**PROBLEM REQUIREMENTS:**
Find the lines holding "obiettivo" and copy them.

**RECORDS SHOWN:**
— BEGIN —

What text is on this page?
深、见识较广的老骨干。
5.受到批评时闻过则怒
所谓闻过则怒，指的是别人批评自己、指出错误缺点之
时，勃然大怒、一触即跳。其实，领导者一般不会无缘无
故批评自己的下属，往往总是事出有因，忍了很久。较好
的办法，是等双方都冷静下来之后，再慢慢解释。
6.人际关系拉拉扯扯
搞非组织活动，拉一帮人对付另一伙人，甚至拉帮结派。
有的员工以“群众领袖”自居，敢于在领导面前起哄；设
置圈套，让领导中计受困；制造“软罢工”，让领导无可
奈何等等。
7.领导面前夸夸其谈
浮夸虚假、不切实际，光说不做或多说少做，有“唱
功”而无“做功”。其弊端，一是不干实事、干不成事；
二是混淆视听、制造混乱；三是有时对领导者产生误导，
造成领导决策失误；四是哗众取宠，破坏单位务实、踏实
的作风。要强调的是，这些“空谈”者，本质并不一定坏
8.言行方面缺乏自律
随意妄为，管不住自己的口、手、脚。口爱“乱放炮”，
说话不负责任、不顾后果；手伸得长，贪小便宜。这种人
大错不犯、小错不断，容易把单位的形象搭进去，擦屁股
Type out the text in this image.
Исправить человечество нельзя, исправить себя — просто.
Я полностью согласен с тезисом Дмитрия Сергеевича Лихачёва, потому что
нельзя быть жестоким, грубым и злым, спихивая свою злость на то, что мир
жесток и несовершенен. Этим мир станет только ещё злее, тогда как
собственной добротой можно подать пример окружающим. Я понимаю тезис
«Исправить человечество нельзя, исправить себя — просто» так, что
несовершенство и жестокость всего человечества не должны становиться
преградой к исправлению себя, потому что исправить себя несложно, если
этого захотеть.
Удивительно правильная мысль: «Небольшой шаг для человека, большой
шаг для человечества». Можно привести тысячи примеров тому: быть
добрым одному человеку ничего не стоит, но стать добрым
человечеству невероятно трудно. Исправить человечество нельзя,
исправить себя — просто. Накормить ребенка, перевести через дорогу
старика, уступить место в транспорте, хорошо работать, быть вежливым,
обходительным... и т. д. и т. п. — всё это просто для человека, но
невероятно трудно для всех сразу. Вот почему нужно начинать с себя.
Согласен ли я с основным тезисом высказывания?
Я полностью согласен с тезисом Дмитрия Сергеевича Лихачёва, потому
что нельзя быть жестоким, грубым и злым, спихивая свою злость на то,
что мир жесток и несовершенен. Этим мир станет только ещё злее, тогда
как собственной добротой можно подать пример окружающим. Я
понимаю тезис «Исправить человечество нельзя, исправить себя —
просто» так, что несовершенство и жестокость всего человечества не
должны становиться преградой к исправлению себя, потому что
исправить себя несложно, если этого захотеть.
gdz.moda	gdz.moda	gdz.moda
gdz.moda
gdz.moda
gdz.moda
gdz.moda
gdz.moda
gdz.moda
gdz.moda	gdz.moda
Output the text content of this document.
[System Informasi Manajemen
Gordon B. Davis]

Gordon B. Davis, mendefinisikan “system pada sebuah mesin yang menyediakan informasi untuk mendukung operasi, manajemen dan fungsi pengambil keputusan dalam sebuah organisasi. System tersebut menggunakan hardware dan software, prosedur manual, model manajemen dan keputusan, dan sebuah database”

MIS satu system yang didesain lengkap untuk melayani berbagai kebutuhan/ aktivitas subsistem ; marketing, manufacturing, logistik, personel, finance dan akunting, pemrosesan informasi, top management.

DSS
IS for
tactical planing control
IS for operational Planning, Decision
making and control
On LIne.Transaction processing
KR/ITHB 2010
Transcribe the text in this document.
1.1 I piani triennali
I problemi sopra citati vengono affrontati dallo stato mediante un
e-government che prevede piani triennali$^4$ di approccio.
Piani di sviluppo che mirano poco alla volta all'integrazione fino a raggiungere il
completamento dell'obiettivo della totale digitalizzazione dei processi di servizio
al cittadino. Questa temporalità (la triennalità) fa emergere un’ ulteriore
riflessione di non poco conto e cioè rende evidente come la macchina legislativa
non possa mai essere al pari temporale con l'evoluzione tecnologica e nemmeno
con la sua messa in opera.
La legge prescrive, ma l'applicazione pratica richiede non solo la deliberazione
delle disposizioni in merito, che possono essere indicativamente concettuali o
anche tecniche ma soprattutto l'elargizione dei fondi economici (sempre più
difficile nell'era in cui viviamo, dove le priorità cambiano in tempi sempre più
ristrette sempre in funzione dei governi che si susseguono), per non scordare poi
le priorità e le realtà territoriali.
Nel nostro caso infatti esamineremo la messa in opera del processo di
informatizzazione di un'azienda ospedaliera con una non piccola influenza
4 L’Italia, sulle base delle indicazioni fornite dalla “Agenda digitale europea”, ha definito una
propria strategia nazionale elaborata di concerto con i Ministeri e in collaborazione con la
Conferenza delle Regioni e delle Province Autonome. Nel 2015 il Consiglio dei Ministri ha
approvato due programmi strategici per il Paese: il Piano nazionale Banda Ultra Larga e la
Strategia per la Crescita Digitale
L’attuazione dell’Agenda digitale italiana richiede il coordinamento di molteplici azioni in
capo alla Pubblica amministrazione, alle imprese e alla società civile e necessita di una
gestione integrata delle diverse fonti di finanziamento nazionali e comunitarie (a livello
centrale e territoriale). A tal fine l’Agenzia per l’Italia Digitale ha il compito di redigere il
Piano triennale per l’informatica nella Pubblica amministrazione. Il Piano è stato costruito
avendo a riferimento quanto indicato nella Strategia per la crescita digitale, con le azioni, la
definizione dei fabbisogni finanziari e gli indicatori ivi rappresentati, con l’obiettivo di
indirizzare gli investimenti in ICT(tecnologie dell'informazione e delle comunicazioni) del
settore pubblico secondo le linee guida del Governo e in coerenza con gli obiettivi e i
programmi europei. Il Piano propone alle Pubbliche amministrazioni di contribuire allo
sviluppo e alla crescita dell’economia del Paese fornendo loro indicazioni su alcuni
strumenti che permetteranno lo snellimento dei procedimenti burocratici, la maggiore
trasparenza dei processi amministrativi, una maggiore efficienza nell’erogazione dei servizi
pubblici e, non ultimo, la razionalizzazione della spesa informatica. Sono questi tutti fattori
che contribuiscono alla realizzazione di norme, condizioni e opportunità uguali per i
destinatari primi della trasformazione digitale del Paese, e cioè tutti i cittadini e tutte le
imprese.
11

— END —

**TASK OUTPUT:**
completamento dell'obiettivo della totale digitalizzazione dei processi di servizio
definizione dei fabbisogni finanziari e gli indicatori ivi rappresentati, con l’obiettivo di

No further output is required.